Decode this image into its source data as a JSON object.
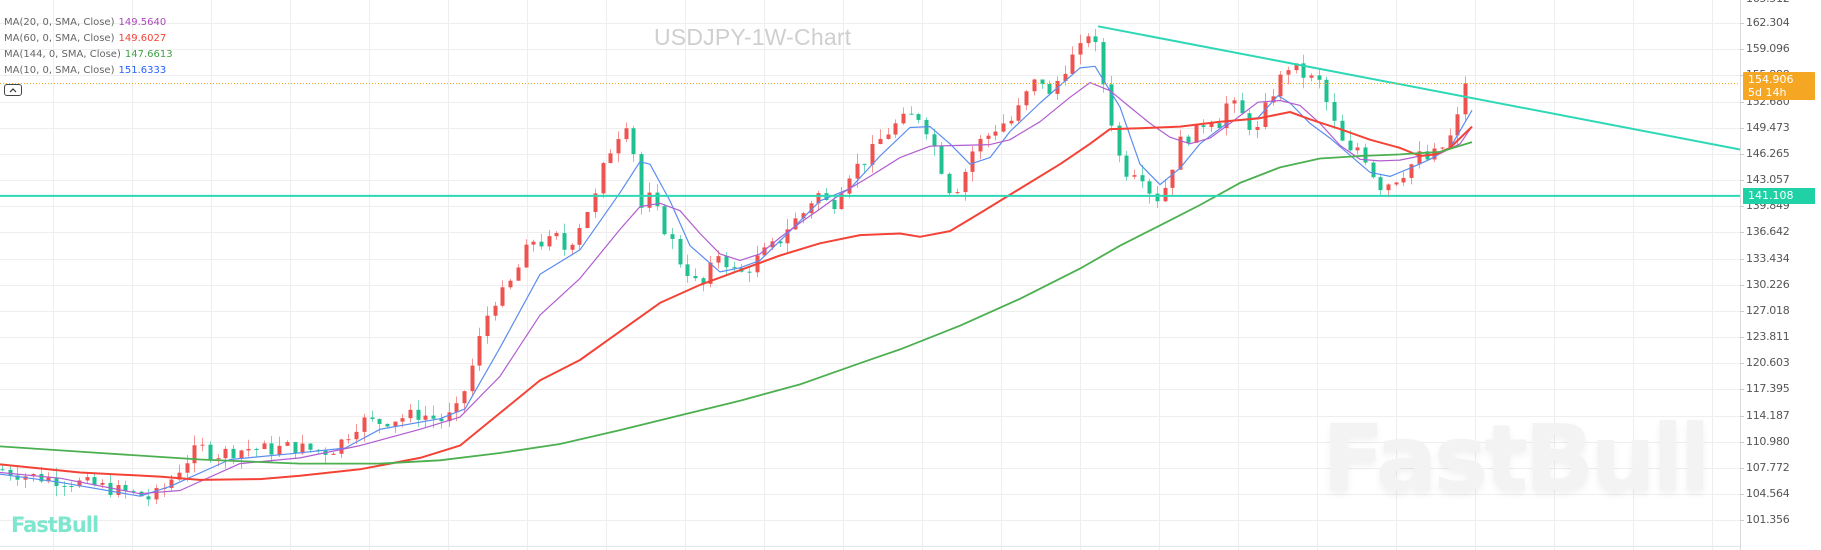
{
  "title": "USDJPY-1W-Chart",
  "brand": {
    "logo_text": "FastBull",
    "watermark_text": "FastBull"
  },
  "legend": [
    {
      "label": "MA(20, 0, SMA, Close)",
      "value": "149.5640",
      "color": "#ab47bc"
    },
    {
      "label": "MA(60, 0, SMA, Close)",
      "value": "149.6027",
      "color": "#f44336"
    },
    {
      "label": "MA(144, 0, SMA, Close)",
      "value": "147.6613",
      "color": "#43a047"
    },
    {
      "label": "MA(10, 0, SMA, Close)",
      "value": "151.6333",
      "color": "#2962ff"
    }
  ],
  "price_tag": {
    "price": "154.906",
    "countdown": "5d 14h",
    "color": "#f5a623"
  },
  "support_tag": {
    "price": "141.108",
    "color": "#1fd1a5"
  },
  "chart_data": {
    "type": "candlestick",
    "title": "USDJPY-1W-Chart",
    "symbol": "USDJPY",
    "timeframe": "1W",
    "xlabel": "",
    "ylabel": "",
    "y_ticks": [
      "162.304",
      "159.096",
      "155.888",
      "152.680",
      "149.473",
      "146.265",
      "143.057",
      "139.849",
      "136.642",
      "133.434",
      "130.226",
      "127.018",
      "123.811",
      "120.603",
      "117.395",
      "114.187",
      "110.980",
      "107.772",
      "104.564",
      "101.356"
    ],
    "ylim": [
      99.4,
      164.3
    ],
    "grid": true,
    "up_color": "#ef5350",
    "down_color": "#1fc190",
    "last_price": 154.906,
    "close_path": [
      [
        0,
        107.6
      ],
      [
        20,
        107.0
      ],
      [
        40,
        106.6
      ],
      [
        60,
        106.3
      ],
      [
        80,
        105.9
      ],
      [
        100,
        105.5
      ],
      [
        120,
        104.9
      ],
      [
        140,
        104.4
      ],
      [
        150,
        104.0
      ],
      [
        160,
        104.8
      ],
      [
        170,
        106.2
      ],
      [
        180,
        107.8
      ],
      [
        190,
        109.2
      ],
      [
        200,
        110.3
      ],
      [
        215,
        109.4
      ],
      [
        230,
        109.8
      ],
      [
        250,
        110.2
      ],
      [
        270,
        110.0
      ],
      [
        290,
        110.4
      ],
      [
        310,
        110.0
      ],
      [
        330,
        109.8
      ],
      [
        345,
        111.5
      ],
      [
        360,
        113.6
      ],
      [
        375,
        113.3
      ],
      [
        395,
        113.8
      ],
      [
        420,
        114.4
      ],
      [
        440,
        113.6
      ],
      [
        455,
        114.4
      ],
      [
        465,
        117.6
      ],
      [
        475,
        121.5
      ],
      [
        485,
        126.0
      ],
      [
        495,
        128.5
      ],
      [
        505,
        129.2
      ],
      [
        515,
        131.5
      ],
      [
        525,
        134.2
      ],
      [
        535,
        136.0
      ],
      [
        545,
        135.0
      ],
      [
        555,
        136.2
      ],
      [
        565,
        134.5
      ],
      [
        575,
        136.5
      ],
      [
        585,
        139.0
      ],
      [
        595,
        141.0
      ],
      [
        605,
        145.5
      ],
      [
        615,
        148.0
      ],
      [
        625,
        150.5
      ],
      [
        632,
        148.0
      ],
      [
        640,
        139.5
      ],
      [
        650,
        141.0
      ],
      [
        660,
        138.0
      ],
      [
        670,
        136.0
      ],
      [
        680,
        133.0
      ],
      [
        690,
        131.5
      ],
      [
        700,
        129.5
      ],
      [
        710,
        132.0
      ],
      [
        720,
        134.5
      ],
      [
        730,
        132.0
      ],
      [
        740,
        131.5
      ],
      [
        750,
        132.5
      ],
      [
        760,
        133.8
      ],
      [
        770,
        134.6
      ],
      [
        780,
        135.8
      ],
      [
        790,
        137.8
      ],
      [
        800,
        138.5
      ],
      [
        810,
        140.5
      ],
      [
        820,
        141.5
      ],
      [
        830,
        139.5
      ],
      [
        840,
        142.0
      ],
      [
        850,
        144.2
      ],
      [
        860,
        145.0
      ],
      [
        870,
        146.2
      ],
      [
        880,
        148.0
      ],
      [
        890,
        149.3
      ],
      [
        900,
        150.2
      ],
      [
        910,
        150.8
      ],
      [
        920,
        150.9
      ],
      [
        930,
        148.5
      ],
      [
        940,
        145.0
      ],
      [
        950,
        141.8
      ],
      [
        960,
        142.5
      ],
      [
        970,
        146.3
      ],
      [
        980,
        147.8
      ],
      [
        990,
        148.8
      ],
      [
        1000,
        150.0
      ],
      [
        1010,
        150.2
      ],
      [
        1020,
        152.0
      ],
      [
        1030,
        154.5
      ],
      [
        1040,
        155.6
      ],
      [
        1050,
        153.0
      ],
      [
        1060,
        156.2
      ],
      [
        1070,
        157.8
      ],
      [
        1080,
        159.0
      ],
      [
        1090,
        161.8
      ],
      [
        1098,
        158.0
      ],
      [
        1108,
        152.0
      ],
      [
        1118,
        146.0
      ],
      [
        1128,
        143.8
      ],
      [
        1138,
        144.8
      ],
      [
        1148,
        142.0
      ],
      [
        1158,
        140.8
      ],
      [
        1168,
        143.0
      ],
      [
        1178,
        147.5
      ],
      [
        1188,
        148.5
      ],
      [
        1198,
        149.0
      ],
      [
        1208,
        151.0
      ],
      [
        1218,
        150.0
      ],
      [
        1228,
        152.8
      ],
      [
        1238,
        151.5
      ],
      [
        1248,
        150.0
      ],
      [
        1258,
        149.0
      ],
      [
        1268,
        153.0
      ],
      [
        1278,
        155.0
      ],
      [
        1288,
        157.0
      ],
      [
        1298,
        156.4
      ],
      [
        1308,
        155.5
      ],
      [
        1318,
        155.2
      ],
      [
        1328,
        152.0
      ],
      [
        1338,
        148.5
      ],
      [
        1348,
        146.0
      ],
      [
        1358,
        147.2
      ],
      [
        1368,
        145.2
      ],
      [
        1378,
        142.3
      ],
      [
        1388,
        142.8
      ],
      [
        1398,
        143.5
      ],
      [
        1408,
        144.5
      ],
      [
        1418,
        146.0
      ],
      [
        1428,
        145.5
      ],
      [
        1438,
        146.6
      ],
      [
        1448,
        147.8
      ],
      [
        1458,
        150.8
      ],
      [
        1465,
        153.6
      ],
      [
        1472,
        154.9
      ]
    ],
    "ma_series": [
      {
        "name": "MA(10)",
        "color": "#5b8def",
        "width": 1.2,
        "points": [
          [
            0,
            107.0
          ],
          [
            60,
            106.0
          ],
          [
            140,
            104.3
          ],
          [
            170,
            105.5
          ],
          [
            230,
            108.8
          ],
          [
            290,
            109.5
          ],
          [
            345,
            110.2
          ],
          [
            380,
            112.5
          ],
          [
            440,
            113.8
          ],
          [
            465,
            115.0
          ],
          [
            500,
            122.5
          ],
          [
            540,
            131.5
          ],
          [
            580,
            134.5
          ],
          [
            620,
            141.5
          ],
          [
            640,
            145.3
          ],
          [
            650,
            145.0
          ],
          [
            670,
            140.5
          ],
          [
            690,
            135.0
          ],
          [
            720,
            131.8
          ],
          [
            740,
            132.3
          ],
          [
            760,
            133.2
          ],
          [
            790,
            136.8
          ],
          [
            820,
            140.5
          ],
          [
            850,
            142.0
          ],
          [
            880,
            146.0
          ],
          [
            910,
            149.5
          ],
          [
            930,
            149.6
          ],
          [
            950,
            147.5
          ],
          [
            970,
            145.0
          ],
          [
            990,
            145.8
          ],
          [
            1010,
            149.0
          ],
          [
            1040,
            152.5
          ],
          [
            1080,
            156.8
          ],
          [
            1095,
            157.0
          ],
          [
            1120,
            152.0
          ],
          [
            1140,
            145.0
          ],
          [
            1160,
            142.5
          ],
          [
            1180,
            144.5
          ],
          [
            1200,
            147.5
          ],
          [
            1230,
            150.3
          ],
          [
            1258,
            150.7
          ],
          [
            1278,
            153.4
          ],
          [
            1290,
            152.5
          ],
          [
            1310,
            150.0
          ],
          [
            1330,
            148.2
          ],
          [
            1350,
            146.1
          ],
          [
            1370,
            144.0
          ],
          [
            1390,
            143.5
          ],
          [
            1410,
            144.5
          ],
          [
            1430,
            145.6
          ],
          [
            1450,
            147.0
          ],
          [
            1472,
            151.6
          ]
        ]
      },
      {
        "name": "MA(20)",
        "color": "#b15dd0",
        "width": 1.2,
        "points": [
          [
            0,
            107.2
          ],
          [
            60,
            106.5
          ],
          [
            140,
            104.6
          ],
          [
            180,
            105.0
          ],
          [
            240,
            108.3
          ],
          [
            300,
            109.0
          ],
          [
            360,
            110.5
          ],
          [
            420,
            112.5
          ],
          [
            460,
            114.0
          ],
          [
            500,
            119.0
          ],
          [
            540,
            126.5
          ],
          [
            580,
            131.0
          ],
          [
            620,
            137.0
          ],
          [
            640,
            139.8
          ],
          [
            660,
            140.2
          ],
          [
            680,
            139.3
          ],
          [
            700,
            136.5
          ],
          [
            720,
            134.0
          ],
          [
            740,
            133.2
          ],
          [
            760,
            134.0
          ],
          [
            780,
            136.0
          ],
          [
            800,
            137.8
          ],
          [
            820,
            139.5
          ],
          [
            840,
            141.3
          ],
          [
            870,
            143.5
          ],
          [
            900,
            145.8
          ],
          [
            930,
            147.2
          ],
          [
            960,
            147.3
          ],
          [
            990,
            147.4
          ],
          [
            1010,
            148.0
          ],
          [
            1040,
            150.2
          ],
          [
            1070,
            153.2
          ],
          [
            1090,
            155.0
          ],
          [
            1110,
            154.0
          ],
          [
            1130,
            152.0
          ],
          [
            1150,
            150.0
          ],
          [
            1170,
            148.3
          ],
          [
            1190,
            147.5
          ],
          [
            1210,
            148.2
          ],
          [
            1230,
            150.0
          ],
          [
            1258,
            152.6
          ],
          [
            1280,
            152.8
          ],
          [
            1300,
            152.2
          ],
          [
            1320,
            150.0
          ],
          [
            1340,
            147.3
          ],
          [
            1360,
            145.6
          ],
          [
            1380,
            145.4
          ],
          [
            1400,
            145.5
          ],
          [
            1420,
            146.0
          ],
          [
            1440,
            146.3
          ],
          [
            1460,
            147.5
          ],
          [
            1472,
            149.6
          ]
        ]
      },
      {
        "name": "MA(60)",
        "color": "#f44336",
        "width": 2,
        "points": [
          [
            0,
            108.2
          ],
          [
            80,
            107.2
          ],
          [
            160,
            106.7
          ],
          [
            200,
            106.3
          ],
          [
            260,
            106.4
          ],
          [
            300,
            106.8
          ],
          [
            360,
            107.6
          ],
          [
            420,
            109.0
          ],
          [
            460,
            110.5
          ],
          [
            500,
            114.5
          ],
          [
            540,
            118.5
          ],
          [
            580,
            121.0
          ],
          [
            620,
            124.5
          ],
          [
            660,
            128.0
          ],
          [
            700,
            130.2
          ],
          [
            740,
            132.0
          ],
          [
            780,
            133.8
          ],
          [
            820,
            135.3
          ],
          [
            860,
            136.3
          ],
          [
            900,
            136.5
          ],
          [
            920,
            136.1
          ],
          [
            950,
            136.8
          ],
          [
            980,
            139.0
          ],
          [
            1020,
            142.0
          ],
          [
            1060,
            145.0
          ],
          [
            1090,
            147.5
          ],
          [
            1110,
            149.3
          ],
          [
            1140,
            149.4
          ],
          [
            1180,
            149.6
          ],
          [
            1220,
            150.2
          ],
          [
            1258,
            150.6
          ],
          [
            1290,
            151.4
          ],
          [
            1310,
            150.5
          ],
          [
            1340,
            149.3
          ],
          [
            1370,
            148.0
          ],
          [
            1400,
            147.0
          ],
          [
            1420,
            146.0
          ],
          [
            1435,
            146.2
          ],
          [
            1450,
            147.0
          ],
          [
            1472,
            149.6
          ]
        ]
      },
      {
        "name": "MA(144)",
        "color": "#4caf50",
        "width": 1.8,
        "points": [
          [
            0,
            110.4
          ],
          [
            100,
            109.6
          ],
          [
            200,
            108.8
          ],
          [
            300,
            108.3
          ],
          [
            380,
            108.3
          ],
          [
            440,
            108.7
          ],
          [
            500,
            109.6
          ],
          [
            560,
            110.7
          ],
          [
            620,
            112.4
          ],
          [
            680,
            114.2
          ],
          [
            740,
            116.0
          ],
          [
            800,
            118.0
          ],
          [
            860,
            120.6
          ],
          [
            900,
            122.3
          ],
          [
            960,
            125.2
          ],
          [
            1020,
            128.5
          ],
          [
            1080,
            132.2
          ],
          [
            1120,
            135.0
          ],
          [
            1160,
            137.5
          ],
          [
            1200,
            140.0
          ],
          [
            1240,
            142.7
          ],
          [
            1280,
            144.6
          ],
          [
            1320,
            145.7
          ],
          [
            1360,
            146.0
          ],
          [
            1400,
            146.2
          ],
          [
            1440,
            146.5
          ],
          [
            1472,
            147.7
          ]
        ]
      }
    ],
    "trendlines": [
      {
        "name": "descending-resistance",
        "color": "#2ed8b6",
        "from": [
          1098,
          161.9
        ],
        "to": [
          1740,
          146.8
        ]
      },
      {
        "name": "horizontal-support",
        "color": "#2ed8b6",
        "from": [
          0,
          141.108
        ],
        "to": [
          1740,
          141.108
        ]
      }
    ]
  }
}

-------

# [WORK REQUIRED]
Report how many lines of the entries hold the word "name". Nothing else is needed.

# [PROBLEM SOLUTION]
6